◆ **PROVIDED TEXT**
*** Begin section ***

Remember that time when you experienced an unpleasant staleness in a building, any building? Perhaps you felt light-headed, maybe even disoriented?
Though invisible, good ventilation is critical in all types of buildings. It provides adequate 02 for respiration and removes contaminants (i.e. air pollutants) and C02 from the air – two things that are not only important for your health but vital for your life! And, though poor ventilation is difficult to visually detect, its presence (or lack thereof) is felt.
Now consider a critical building such as a hospital. Not only is the comfort of patients and staff of concern, but the prevention of airborne infection and the assurance of a safe environment for everyone is imperative. After all, this is a place of healing.
Ventilation for non-healthcare, commercial buildings is governed by ASHRAE Standard 62.1 Significant research supports why specific ventilation rates exist. (Again, the primary role of ventilation here is to provide adequate O2 for respiration and to remove air pollutants and contaminants.)
Ventilation standards for healthcare facilities, including hospitals, is established by ASHRAE Standard 170 in most states. Unlike 62.1, we lack sufficient evidence for aspects of the standards. The “evidence” dates back to the 1850’s with Florence Nightingale, prescribing two air changes per hour (for certain spaces). We still reference this (in part) today.
WHY the slow progress towards change?
The healthcare industry is cautious about change, which is understandable. There is an underlying fear of putting patients at greater risk or opening doors to potential litigation. These are sound fears. However, with the surging importance of sustainability and impacts of climate change, motivations are being forced to change.
Mazzetti has been highly visible, on this invisible issue… Ten years ago, we formed the Healthcare Ventilation Research Collaborative to evaluate alternative ventilation strategies for healthcare facilities. The research proved displacement ventilation greatly reduced energy consumption, improved the removal of airborne particular matter, and had an increase in ventilation effectiveness, thereby improving patient comfort.
As a result, the approach to ventilation was amended in ASHRAE 170 and adopted subsequently into code in most states. It was this research initiative that enabled displacement ventilation to become a viable option that was ultimately selected for Lucile Packard Children’s Hospital Stanford project (to be completed later this year).
Late last year, we spearheaded a proposed addendum to ASHRAE 170 that was developed by an international collaborative of epidemiologists, infection preventionists, micro-biologists, and designers. The addendum acknowledges that no single set of regulations could adequately cover all possible scenarios, but that allowing some flexibility to apply local knowledge and assess local threats would produce better outcomes.

*** End section ***

◆ **EXTRACTED INFORMATION**
*** Begin section ***

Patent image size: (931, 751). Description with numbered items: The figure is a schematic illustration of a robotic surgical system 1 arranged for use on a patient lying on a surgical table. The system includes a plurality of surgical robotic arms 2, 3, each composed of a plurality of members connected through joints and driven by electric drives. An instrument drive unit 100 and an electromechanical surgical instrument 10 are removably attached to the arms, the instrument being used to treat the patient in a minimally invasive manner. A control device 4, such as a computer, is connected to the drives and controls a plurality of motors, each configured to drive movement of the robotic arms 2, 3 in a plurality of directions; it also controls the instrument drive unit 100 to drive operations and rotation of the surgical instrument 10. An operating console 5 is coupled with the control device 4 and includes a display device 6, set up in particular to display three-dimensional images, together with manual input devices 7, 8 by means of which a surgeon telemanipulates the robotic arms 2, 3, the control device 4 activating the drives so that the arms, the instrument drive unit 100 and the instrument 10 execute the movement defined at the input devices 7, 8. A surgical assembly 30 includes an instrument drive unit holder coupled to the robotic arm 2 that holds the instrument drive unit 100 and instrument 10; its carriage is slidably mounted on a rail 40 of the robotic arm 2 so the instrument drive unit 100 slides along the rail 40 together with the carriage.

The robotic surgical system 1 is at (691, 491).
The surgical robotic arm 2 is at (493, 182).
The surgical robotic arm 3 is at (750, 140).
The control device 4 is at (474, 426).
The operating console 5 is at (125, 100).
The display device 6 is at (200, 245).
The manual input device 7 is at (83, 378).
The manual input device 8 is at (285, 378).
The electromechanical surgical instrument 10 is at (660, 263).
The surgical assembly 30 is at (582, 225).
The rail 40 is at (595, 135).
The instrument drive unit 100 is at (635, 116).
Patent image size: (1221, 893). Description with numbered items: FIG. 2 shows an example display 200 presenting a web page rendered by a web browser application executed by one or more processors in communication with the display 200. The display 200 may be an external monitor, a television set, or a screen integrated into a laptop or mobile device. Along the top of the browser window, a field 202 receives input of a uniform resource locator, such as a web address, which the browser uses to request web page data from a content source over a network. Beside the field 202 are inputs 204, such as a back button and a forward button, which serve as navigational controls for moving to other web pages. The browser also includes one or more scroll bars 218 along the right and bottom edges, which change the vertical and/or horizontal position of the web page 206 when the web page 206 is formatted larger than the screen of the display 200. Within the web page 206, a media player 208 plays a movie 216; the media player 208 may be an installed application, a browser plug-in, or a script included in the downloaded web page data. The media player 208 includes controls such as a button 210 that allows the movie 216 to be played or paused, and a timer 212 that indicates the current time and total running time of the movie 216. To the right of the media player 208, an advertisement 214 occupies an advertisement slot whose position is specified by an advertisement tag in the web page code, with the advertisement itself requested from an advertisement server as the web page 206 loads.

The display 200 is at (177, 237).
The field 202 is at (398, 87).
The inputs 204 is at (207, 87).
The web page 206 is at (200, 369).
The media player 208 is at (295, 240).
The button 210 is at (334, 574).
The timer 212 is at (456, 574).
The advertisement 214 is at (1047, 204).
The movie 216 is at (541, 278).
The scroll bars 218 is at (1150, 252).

*** End section ***

◆ **REQUIRED ACTION**
According to the text on hospital ventilation, which standard governs ventilation in non-healthcare commercial buildings?

◆ **PROBLEM SOLUTION**
ASHRAE Standard 62.1